• [TASK STATEMENT]:
Repeat each line exactly, leaving nothing out.

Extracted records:
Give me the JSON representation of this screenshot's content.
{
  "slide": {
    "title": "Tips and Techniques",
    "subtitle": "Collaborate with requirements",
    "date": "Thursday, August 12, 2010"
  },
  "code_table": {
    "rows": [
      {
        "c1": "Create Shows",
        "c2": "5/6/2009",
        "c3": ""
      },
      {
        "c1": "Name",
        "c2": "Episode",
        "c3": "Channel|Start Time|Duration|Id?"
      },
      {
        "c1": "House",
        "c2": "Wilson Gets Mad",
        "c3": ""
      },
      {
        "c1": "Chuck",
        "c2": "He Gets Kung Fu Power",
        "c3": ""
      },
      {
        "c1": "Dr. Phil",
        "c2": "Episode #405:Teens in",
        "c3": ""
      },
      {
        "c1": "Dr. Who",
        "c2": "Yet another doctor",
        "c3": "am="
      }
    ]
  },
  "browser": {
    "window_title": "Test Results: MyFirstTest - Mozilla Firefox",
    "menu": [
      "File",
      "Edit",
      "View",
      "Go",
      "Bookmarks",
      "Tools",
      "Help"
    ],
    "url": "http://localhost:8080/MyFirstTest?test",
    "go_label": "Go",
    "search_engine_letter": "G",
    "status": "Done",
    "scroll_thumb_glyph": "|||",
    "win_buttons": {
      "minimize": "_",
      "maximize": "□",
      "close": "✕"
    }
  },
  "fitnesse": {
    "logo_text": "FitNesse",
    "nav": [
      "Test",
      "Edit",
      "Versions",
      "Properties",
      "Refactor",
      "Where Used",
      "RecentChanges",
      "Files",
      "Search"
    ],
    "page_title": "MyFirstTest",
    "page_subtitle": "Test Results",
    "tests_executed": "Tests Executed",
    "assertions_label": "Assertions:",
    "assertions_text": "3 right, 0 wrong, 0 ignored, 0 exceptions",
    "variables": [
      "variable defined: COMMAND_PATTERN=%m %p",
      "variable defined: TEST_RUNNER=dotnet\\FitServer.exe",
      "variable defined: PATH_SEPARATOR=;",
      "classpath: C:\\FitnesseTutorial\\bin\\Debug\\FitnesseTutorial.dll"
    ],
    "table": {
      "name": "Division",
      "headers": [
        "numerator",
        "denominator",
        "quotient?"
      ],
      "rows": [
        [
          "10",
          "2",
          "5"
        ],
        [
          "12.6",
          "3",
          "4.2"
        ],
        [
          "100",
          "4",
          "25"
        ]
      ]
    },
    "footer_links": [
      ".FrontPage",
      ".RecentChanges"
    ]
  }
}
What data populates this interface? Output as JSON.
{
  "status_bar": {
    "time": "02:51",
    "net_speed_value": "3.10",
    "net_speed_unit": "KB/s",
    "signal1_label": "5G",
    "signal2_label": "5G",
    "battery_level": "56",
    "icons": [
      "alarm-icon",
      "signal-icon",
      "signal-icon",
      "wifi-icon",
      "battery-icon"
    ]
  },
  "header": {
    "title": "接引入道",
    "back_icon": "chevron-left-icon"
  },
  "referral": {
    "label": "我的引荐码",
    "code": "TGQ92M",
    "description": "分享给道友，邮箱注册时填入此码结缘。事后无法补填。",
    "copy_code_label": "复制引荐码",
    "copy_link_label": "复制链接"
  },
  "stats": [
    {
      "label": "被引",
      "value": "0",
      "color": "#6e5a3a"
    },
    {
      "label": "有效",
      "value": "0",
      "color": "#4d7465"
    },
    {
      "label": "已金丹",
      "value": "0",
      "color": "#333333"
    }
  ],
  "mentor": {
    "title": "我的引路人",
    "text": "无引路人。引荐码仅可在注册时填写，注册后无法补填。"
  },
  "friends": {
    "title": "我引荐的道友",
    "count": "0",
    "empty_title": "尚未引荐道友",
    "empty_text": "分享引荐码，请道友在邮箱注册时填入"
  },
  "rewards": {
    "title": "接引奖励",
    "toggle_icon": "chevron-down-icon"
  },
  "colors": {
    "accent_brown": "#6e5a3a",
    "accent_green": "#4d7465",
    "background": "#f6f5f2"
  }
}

• [WRITTEN ANSWER]:
Give me the JSON representation of this screenshot's content.
{
  "slide": {
    "title": "Tips and Techniques",
    "subtitle": "Collaborate with requirements",
    "date": "Thursday, August 12, 2010"
  },
  "code_table": {
    "rows": [
      {
        "c1": "Create Shows",
        "c2": "5/6/2009",
        "c3": ""
      },
      {
        "c1": "Name",
        "c2": "Episode",
        "c3": "Channel|Start Time|Duration|Id?"
      },
      {
        "c1": "House",
        "c2": "Wilson Gets Mad",
        "c3": ""
      },
      {
        "c1": "Chuck",
        "c2": "He Gets Kung Fu Power",
        "c3": ""
      },
      {
        "c1": "Dr. Phil",
        "c2": "Episode #405:Teens in",
        "c3": ""
      },
      {
        "c1": "Dr. Who",
        "c2": "Yet another doctor",
        "c3": "am="
      }
    ]
  },
  "browser": {
    "window_title": "Test Results: MyFirstTest - Mozilla Firefox",
    "menu": [
      "File",
      "Edit",
      "View",
      "Go",
      "Bookmarks",
      "Tools",
      "Help"
    ],
    "url": "http://localhost:8080/MyFirstTest?test",
    "go_label": "Go",
    "search_engine_letter": "G",
    "status": "Done",
    "scroll_thumb_glyph": "|||",
    "win_buttons": {
      "minimize": "_",
      "maximize": "□",
      "close": "✕"
    }
  },
  "fitnesse": {
    "logo_text": "FitNesse",
    "nav": [
      "Test",
      "Edit",
      "Versions",
      "Properties",
      "Refactor",
      "Where Used",
      "RecentChanges",
      "Files",
      "Search"
    ],
    "page_title": "MyFirstTest",
    "page_subtitle": "Test Results",
    "tests_executed": "Tests Executed",
    "assertions_label": "Assertions:",
    "assertions_text": "3 right, 0 wrong, 0 ignored, 0 exceptions",
    "variables": [
      "variable defined: COMMAND_PATTERN=%m %p",
      "variable defined: TEST_RUNNER=dotnet\\FitServer.exe",
      "variable defined: PATH_SEPARATOR=;",
      "classpath: C:\\FitnesseTutorial\\bin\\Debug\\FitnesseTutorial.dll"
    ],
    "table": {
      "name": "Division",
      "headers": [
        "numerator",
        "denominator",
        "quotient?"
      ],
      "rows": [
        [
          "10",
          "2",
          "5"
        ],
        [
          "12.6",
          "3",
          "4.2"
        ],
        [
          "100",
          "4",
          "25"
        ]
      ]
    },
    "footer_links": [
      ".FrontPage",
      ".RecentChanges"
    ]
  }
}
What data populates this interface? Output as JSON.
{
  "status_bar": {
    "time": "02:51",
    "net_speed_value": "3.10",
    "net_speed_unit": "KB/s",
    "signal1_label": "5G",
    "signal2_label": "5G",
    "battery_level": "56",
    "icons": [
      "alarm-icon",
      "signal-icon",
      "signal-icon",
      "wifi-icon",
      "battery-icon"
    ]
  },
  "header": {
    "title": "接引入道",
    "back_icon": "chevron-left-icon"
  },
  "referral": {
    "label": "我的引荐码",
    "code": "TGQ92M",
    "description": "分享给道友，邮箱注册时填入此码结缘。事后无法补填。",
    "copy_code_label": "复制引荐码",
    "copy_link_label": "复制链接"
  },
  "stats": [
    {
      "label": "被引",
      "value": "0",
      "color": "#6e5a3a"
    },
    {
      "label": "有效",
      "value": "0",
      "color": "#4d7465"
    },
    {
      "label": "已金丹",
      "value": "0",
      "color": "#333333"
    }
  ],
  "mentor": {
    "title": "我的引路人",
    "text": "无引路人。引荐码仅可在注册时填写，注册后无法补填。"
  },
  "friends": {
    "title": "我引荐的道友",
    "count": "0",
    "empty_title": "尚未引荐道友",
    "empty_text": "分享引荐码，请道友在邮箱注册时填入"
  },
  "rewards": {
    "title": "接引奖励",
    "toggle_icon": "chevron-down-icon"
  },
  "colors": {
    "accent_brown": "#6e5a3a",
    "accent_green": "#4d7465",
    "background": "#f6f5f2"
  }
}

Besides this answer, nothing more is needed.